Rewrite all the records below, putting "candlestick-body" in place of "candle-body" and leaving everything else unchanged. Omit the pictures.
________________________________________
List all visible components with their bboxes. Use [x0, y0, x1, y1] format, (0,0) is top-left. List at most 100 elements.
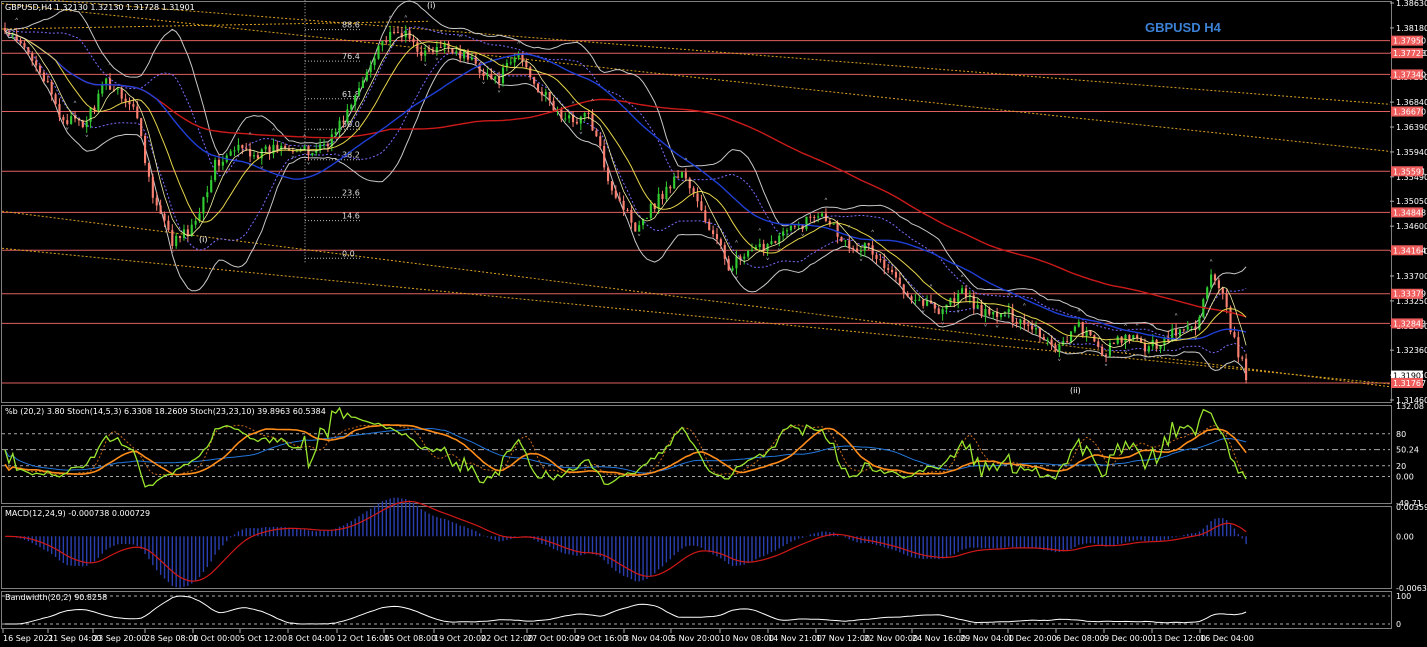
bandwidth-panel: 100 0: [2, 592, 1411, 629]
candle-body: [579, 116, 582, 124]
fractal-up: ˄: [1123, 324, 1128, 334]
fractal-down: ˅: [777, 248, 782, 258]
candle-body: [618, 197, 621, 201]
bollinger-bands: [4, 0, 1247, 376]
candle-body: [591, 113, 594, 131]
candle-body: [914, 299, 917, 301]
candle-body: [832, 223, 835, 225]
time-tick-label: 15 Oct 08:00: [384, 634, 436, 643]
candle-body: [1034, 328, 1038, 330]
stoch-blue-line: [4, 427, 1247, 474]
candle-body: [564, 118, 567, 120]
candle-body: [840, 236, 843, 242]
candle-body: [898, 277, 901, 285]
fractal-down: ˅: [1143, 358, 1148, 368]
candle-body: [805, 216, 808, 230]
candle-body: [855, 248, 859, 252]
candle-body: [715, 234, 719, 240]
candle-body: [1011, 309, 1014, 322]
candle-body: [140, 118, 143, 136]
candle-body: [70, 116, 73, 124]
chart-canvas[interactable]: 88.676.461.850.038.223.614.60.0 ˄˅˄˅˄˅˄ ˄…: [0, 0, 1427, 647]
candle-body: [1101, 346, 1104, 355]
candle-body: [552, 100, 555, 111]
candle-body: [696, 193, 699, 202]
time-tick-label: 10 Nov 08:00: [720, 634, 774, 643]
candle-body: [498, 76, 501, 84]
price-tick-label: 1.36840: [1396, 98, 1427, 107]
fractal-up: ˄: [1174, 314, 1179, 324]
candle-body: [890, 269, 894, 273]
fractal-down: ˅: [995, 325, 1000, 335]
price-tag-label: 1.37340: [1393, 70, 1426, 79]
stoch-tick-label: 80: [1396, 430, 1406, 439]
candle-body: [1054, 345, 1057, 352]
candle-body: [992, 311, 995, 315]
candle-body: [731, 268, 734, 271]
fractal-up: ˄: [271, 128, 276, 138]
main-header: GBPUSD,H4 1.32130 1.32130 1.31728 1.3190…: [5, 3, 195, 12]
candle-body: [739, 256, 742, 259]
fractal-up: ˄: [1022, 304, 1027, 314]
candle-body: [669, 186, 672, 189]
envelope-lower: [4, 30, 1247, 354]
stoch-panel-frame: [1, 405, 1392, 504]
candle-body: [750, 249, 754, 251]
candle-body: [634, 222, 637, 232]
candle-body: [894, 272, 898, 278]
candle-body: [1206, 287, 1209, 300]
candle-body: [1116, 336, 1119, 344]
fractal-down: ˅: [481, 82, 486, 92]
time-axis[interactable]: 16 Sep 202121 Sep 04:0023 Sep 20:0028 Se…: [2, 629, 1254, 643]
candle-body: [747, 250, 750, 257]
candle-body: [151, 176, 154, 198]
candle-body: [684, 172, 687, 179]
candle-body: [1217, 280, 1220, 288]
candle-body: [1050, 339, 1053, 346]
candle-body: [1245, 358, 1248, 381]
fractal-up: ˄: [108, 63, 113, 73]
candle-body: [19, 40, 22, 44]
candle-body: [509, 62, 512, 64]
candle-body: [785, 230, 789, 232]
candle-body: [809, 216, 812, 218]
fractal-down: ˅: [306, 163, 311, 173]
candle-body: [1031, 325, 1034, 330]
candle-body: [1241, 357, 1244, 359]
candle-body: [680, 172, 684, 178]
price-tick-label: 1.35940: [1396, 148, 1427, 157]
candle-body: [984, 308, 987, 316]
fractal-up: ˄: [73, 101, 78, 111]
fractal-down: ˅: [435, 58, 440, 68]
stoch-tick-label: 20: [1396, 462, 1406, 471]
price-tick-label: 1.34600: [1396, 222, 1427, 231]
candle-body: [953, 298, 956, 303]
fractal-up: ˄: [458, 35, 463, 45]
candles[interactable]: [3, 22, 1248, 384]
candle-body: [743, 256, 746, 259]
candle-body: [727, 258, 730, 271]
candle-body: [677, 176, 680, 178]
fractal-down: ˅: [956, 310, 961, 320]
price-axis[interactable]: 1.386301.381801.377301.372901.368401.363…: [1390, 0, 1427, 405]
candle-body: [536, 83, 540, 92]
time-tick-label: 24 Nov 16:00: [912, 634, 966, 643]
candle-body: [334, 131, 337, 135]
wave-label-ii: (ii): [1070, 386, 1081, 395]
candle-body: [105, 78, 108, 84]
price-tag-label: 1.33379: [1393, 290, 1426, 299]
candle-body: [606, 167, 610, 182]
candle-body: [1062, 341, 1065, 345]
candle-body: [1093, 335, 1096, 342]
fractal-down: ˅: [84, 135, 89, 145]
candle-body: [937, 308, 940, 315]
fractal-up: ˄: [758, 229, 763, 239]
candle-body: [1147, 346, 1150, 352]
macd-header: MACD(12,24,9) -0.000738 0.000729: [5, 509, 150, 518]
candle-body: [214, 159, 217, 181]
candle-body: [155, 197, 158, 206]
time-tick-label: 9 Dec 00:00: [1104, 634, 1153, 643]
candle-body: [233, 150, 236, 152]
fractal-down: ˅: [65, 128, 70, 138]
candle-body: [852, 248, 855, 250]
________________________________________
**THE OUTPUT:**
List all visible components with their bboxes. Use [x0, y0, x1, y1] format, (0,0) is top-left. List at most 100 elements.
bandwidth-panel: 100 0: [2, 592, 1411, 629]
candlestick-body: [579, 116, 582, 124]
fractal-up: ˄: [1123, 324, 1128, 334]
fractal-down: ˅: [777, 248, 782, 258]
candlestick-body: [618, 197, 621, 201]
bollinger-bands: [4, 0, 1247, 376]
candlestick-body: [591, 113, 594, 131]
candlestick-body: [914, 299, 917, 301]
candlestick-body: [832, 223, 835, 225]
time-tick-label: 15 Oct 08:00: [384, 634, 436, 643]
candlestick-body: [1034, 328, 1038, 330]
stoch-blue-line: [4, 427, 1247, 474]
candlestick-body: [564, 118, 567, 120]
candlestick-body: [840, 236, 843, 242]
candlestick-body: [898, 277, 901, 285]
fractal-down: ˅: [1143, 358, 1148, 368]
candlestick-body: [805, 216, 808, 230]
candlestick-body: [855, 248, 859, 252]
candlestick-body: [715, 234, 719, 240]
candlestick-body: [1011, 309, 1014, 322]
candlestick-body: [140, 118, 143, 136]
candlestick-body: [70, 116, 73, 124]
chart-canvas[interactable]: 88.676.461.850.038.223.614.60.0 ˄˅˄˅˄˅˄ ˄…: [0, 0, 1427, 647]
candlestick-body: [1101, 346, 1104, 355]
candlestick-body: [552, 100, 555, 111]
candlestick-body: [696, 193, 699, 202]
time-tick-label: 10 Nov 08:00: [720, 634, 774, 643]
candlestick-body: [498, 76, 501, 84]
price-tick-label: 1.36840: [1396, 98, 1427, 107]
fractal-up: ˄: [1174, 314, 1179, 324]
candlestick-body: [890, 269, 894, 273]
fractal-down: ˅: [995, 325, 1000, 335]
price-tag-label: 1.37340: [1393, 70, 1426, 79]
stoch-tick-label: 80: [1396, 430, 1406, 439]
candlestick-body: [1054, 345, 1057, 352]
candlestick-body: [992, 311, 995, 315]
candlestick-body: [731, 268, 734, 271]
fractal-up: ˄: [271, 128, 276, 138]
main-header: GBPUSD,H4 1.32130 1.32130 1.31728 1.3190…: [5, 3, 195, 12]
candlestick-body: [739, 256, 742, 259]
fractal-up: ˄: [1022, 304, 1027, 314]
candlestick-body: [669, 186, 672, 189]
envelope-lower: [4, 30, 1247, 354]
stoch-panel-frame: [1, 405, 1392, 504]
candlestick-body: [750, 249, 754, 251]
candlestick-body: [634, 222, 637, 232]
candlestick-body: [894, 272, 898, 278]
candlestick-body: [1206, 287, 1209, 300]
candlestick-body: [1116, 336, 1119, 344]
fractal-down: ˅: [481, 82, 486, 92]
time-axis[interactable]: 16 Sep 202121 Sep 04:0023 Sep 20:0028 Se…: [2, 629, 1254, 643]
candlestick-body: [747, 250, 750, 257]
candlestick-body: [151, 176, 154, 198]
candlestick-body: [684, 172, 687, 179]
candlestick-body: [1217, 280, 1220, 288]
candlestick-body: [1050, 339, 1053, 346]
candlestick-body: [1245, 358, 1248, 381]
fractal-up: ˄: [108, 63, 113, 73]
candlestick-body: [19, 40, 22, 44]
candlestick-body: [509, 62, 512, 64]
candlestick-body: [785, 230, 789, 232]
candlestick-body: [809, 216, 812, 218]
fractal-down: ˅: [306, 163, 311, 173]
candlestick-body: [1031, 325, 1034, 330]
candlestick-body: [1241, 357, 1244, 359]
candlestick-body: [680, 172, 684, 178]
price-tick-label: 1.35940: [1396, 148, 1427, 157]
candlestick-body: [984, 308, 987, 316]
fractal-up: ˄: [73, 101, 78, 111]
fractal-down: ˅: [435, 58, 440, 68]
stoch-tick-label: 20: [1396, 462, 1406, 471]
price-tick-label: 1.34600: [1396, 222, 1427, 231]
candlestick-body: [953, 298, 956, 303]
fractal-up: ˄: [458, 35, 463, 45]
candles[interactable]: [3, 22, 1248, 384]
candlestick-body: [743, 256, 746, 259]
candlestick-body: [727, 258, 730, 271]
candlestick-body: [677, 176, 680, 178]
fractal-down: ˅: [956, 310, 961, 320]
price-axis[interactable]: 1.386301.381801.377301.372901.368401.363…: [1390, 0, 1427, 405]
candlestick-body: [536, 83, 540, 92]
time-tick-label: 24 Nov 16:00: [912, 634, 966, 643]
candlestick-body: [334, 131, 337, 135]
wave-label-ii: (ii): [1070, 386, 1081, 395]
candlestick-body: [105, 78, 108, 84]
price-tag-label: 1.33379: [1393, 290, 1426, 299]
candlestick-body: [606, 167, 610, 182]
candlestick-body: [1062, 341, 1065, 345]
candlestick-body: [1093, 335, 1096, 342]
fractal-down: ˅: [84, 135, 89, 145]
candlestick-body: [937, 308, 940, 315]
fractal-up: ˄: [758, 229, 763, 239]
candlestick-body: [1147, 346, 1150, 352]
macd-header: MACD(12,24,9) -0.000738 0.000729: [5, 509, 150, 518]
candlestick-body: [214, 159, 217, 181]
candlestick-body: [155, 197, 158, 206]
time-tick-label: 9 Dec 00:00: [1104, 634, 1153, 643]
candlestick-body: [233, 150, 236, 152]
fractal-down: ˅: [65, 128, 70, 138]
candlestick-body: [852, 248, 855, 250]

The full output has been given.